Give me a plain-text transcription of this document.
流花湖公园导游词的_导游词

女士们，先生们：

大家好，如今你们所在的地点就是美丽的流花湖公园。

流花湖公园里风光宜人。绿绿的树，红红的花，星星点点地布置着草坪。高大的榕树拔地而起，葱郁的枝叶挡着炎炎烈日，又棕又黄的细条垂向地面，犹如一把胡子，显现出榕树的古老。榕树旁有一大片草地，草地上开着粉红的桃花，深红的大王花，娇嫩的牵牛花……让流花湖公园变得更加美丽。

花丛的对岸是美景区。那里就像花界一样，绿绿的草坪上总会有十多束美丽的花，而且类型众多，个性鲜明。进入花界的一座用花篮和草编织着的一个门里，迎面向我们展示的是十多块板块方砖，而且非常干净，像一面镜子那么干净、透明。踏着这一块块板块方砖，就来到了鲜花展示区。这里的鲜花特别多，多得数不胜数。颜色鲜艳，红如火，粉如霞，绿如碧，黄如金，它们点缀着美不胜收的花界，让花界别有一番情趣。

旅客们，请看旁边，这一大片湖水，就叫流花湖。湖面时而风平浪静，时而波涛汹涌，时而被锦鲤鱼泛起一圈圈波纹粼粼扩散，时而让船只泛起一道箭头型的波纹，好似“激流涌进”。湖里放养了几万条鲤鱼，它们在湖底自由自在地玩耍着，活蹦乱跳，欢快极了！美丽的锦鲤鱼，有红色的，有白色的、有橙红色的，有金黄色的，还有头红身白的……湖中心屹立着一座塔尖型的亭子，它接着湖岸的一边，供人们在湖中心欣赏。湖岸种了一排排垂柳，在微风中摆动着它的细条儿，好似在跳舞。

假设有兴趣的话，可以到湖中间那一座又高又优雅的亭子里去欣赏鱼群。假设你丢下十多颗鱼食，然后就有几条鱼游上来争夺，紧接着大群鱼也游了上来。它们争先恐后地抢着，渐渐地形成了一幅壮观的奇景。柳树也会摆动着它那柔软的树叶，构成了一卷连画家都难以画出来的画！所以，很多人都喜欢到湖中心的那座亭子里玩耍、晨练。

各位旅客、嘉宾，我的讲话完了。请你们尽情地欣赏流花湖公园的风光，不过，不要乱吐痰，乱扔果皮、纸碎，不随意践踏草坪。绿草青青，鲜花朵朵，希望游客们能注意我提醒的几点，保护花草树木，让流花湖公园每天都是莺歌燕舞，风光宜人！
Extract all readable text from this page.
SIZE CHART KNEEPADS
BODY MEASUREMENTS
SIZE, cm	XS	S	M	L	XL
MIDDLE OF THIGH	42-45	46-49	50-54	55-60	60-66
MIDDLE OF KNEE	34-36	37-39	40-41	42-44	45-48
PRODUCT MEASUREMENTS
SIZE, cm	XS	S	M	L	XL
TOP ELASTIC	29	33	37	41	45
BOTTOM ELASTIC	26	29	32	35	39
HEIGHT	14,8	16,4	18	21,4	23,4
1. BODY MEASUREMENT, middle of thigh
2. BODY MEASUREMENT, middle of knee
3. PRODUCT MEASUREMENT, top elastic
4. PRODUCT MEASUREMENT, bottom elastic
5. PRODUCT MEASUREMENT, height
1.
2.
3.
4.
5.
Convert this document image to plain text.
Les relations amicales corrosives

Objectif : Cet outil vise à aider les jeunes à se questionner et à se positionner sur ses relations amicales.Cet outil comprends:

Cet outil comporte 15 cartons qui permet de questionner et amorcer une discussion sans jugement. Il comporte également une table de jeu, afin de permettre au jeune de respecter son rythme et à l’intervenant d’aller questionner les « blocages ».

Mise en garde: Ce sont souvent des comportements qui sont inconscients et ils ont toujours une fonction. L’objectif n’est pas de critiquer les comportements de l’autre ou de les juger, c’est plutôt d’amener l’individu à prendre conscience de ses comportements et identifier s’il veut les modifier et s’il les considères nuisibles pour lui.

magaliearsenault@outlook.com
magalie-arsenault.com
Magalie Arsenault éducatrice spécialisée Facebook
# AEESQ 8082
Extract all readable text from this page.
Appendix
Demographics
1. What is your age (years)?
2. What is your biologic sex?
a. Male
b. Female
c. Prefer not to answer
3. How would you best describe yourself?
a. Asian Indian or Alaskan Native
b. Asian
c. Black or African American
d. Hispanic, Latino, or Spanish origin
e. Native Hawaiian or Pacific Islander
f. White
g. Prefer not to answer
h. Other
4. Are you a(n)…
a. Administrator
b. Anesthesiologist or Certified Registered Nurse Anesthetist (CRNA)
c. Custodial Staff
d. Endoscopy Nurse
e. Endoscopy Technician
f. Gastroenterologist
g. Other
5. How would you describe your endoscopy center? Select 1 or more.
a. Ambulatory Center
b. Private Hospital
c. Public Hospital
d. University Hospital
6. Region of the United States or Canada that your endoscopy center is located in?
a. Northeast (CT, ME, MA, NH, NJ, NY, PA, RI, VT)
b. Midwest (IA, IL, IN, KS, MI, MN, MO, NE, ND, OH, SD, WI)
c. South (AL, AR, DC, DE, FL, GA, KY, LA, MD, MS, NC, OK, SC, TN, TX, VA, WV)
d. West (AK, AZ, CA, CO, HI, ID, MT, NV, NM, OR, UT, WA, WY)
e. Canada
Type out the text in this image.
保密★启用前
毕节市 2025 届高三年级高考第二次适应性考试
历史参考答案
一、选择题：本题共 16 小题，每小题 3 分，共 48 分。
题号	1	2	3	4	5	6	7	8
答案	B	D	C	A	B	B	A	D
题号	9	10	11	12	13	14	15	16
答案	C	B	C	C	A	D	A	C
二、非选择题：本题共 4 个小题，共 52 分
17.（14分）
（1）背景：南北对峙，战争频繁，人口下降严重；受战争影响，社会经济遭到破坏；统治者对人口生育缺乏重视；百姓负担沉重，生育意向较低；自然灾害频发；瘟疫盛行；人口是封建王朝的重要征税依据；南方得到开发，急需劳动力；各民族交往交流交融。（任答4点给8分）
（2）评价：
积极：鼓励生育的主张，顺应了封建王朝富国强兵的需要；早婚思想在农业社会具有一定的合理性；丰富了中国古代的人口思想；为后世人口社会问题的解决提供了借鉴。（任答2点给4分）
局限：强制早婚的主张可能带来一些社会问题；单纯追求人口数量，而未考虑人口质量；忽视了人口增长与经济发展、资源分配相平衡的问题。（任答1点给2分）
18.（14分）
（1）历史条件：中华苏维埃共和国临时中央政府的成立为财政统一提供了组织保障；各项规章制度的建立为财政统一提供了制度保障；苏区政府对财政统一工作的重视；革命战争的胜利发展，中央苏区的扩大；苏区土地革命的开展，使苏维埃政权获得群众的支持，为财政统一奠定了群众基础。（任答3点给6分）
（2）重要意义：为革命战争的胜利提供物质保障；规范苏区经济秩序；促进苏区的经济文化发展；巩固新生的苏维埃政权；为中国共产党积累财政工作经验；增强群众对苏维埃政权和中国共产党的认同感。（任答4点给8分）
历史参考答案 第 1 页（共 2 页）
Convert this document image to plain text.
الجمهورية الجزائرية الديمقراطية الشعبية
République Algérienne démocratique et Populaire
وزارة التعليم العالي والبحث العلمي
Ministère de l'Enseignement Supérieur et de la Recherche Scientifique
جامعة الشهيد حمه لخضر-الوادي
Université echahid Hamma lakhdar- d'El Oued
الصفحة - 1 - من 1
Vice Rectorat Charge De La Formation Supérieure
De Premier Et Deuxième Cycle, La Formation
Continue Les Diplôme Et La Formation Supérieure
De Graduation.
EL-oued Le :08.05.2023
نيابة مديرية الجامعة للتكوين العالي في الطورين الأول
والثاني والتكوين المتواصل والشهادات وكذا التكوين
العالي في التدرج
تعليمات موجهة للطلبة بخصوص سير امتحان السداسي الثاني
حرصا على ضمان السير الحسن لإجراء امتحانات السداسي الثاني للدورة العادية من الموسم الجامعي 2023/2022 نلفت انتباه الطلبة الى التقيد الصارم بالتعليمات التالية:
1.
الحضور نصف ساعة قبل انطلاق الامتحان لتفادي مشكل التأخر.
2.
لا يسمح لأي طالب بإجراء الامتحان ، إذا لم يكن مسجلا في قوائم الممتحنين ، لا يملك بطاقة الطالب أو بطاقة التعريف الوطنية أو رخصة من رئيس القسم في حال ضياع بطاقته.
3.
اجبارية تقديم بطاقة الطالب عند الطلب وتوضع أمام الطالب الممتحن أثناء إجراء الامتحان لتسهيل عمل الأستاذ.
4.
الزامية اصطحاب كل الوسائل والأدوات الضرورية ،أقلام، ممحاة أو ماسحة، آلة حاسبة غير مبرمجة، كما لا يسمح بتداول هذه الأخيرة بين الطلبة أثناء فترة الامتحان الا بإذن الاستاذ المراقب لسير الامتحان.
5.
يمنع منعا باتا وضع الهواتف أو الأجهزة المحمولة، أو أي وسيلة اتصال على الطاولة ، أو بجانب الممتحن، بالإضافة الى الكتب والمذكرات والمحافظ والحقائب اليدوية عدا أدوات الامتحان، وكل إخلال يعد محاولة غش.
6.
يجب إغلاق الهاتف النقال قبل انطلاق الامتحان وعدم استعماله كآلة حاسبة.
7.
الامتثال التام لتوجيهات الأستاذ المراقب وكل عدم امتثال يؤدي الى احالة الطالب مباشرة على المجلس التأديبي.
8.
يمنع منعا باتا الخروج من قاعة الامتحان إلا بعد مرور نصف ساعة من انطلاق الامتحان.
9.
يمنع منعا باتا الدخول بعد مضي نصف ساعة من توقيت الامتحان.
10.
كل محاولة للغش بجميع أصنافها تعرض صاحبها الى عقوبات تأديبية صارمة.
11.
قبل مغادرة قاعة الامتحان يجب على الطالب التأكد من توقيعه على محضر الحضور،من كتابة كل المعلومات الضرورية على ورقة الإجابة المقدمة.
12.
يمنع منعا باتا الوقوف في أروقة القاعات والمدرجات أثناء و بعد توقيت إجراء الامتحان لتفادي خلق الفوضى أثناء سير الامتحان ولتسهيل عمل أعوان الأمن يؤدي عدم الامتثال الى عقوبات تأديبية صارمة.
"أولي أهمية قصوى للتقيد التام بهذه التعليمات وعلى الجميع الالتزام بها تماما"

|---|

In the entries above, find each line with the word "يمنع" and show it.

يمنع منعا باتا وضع الهواتف أو الأجهزة المحمولة، أو أي وسيلة اتصال على الطاولة ، أو بجانب الممتحن، بالإضافة الى الكتب والمذكرات والمحافظ والحقائب اليدوية عدا أدوات الامتحان، وكل إخلال يعد محاولة غش.
يمنع منعا باتا الخروج من قاعة الامتحان إلا بعد مرور نصف ساعة من انطلاق الامتحان.
يمنع منعا باتا الدخول بعد مضي نصف ساعة من توقيت الامتحان.
يمنع منعا باتا الوقوف في أروقة القاعات والمدرجات أثناء و بعد توقيت إجراء الامتحان لتفادي خلق الفوضى أثناء سير الامتحان ولتسهيل عمل أعوان الأمن يؤدي عدم الامتثال الى عقوبات تأديبية صارمة.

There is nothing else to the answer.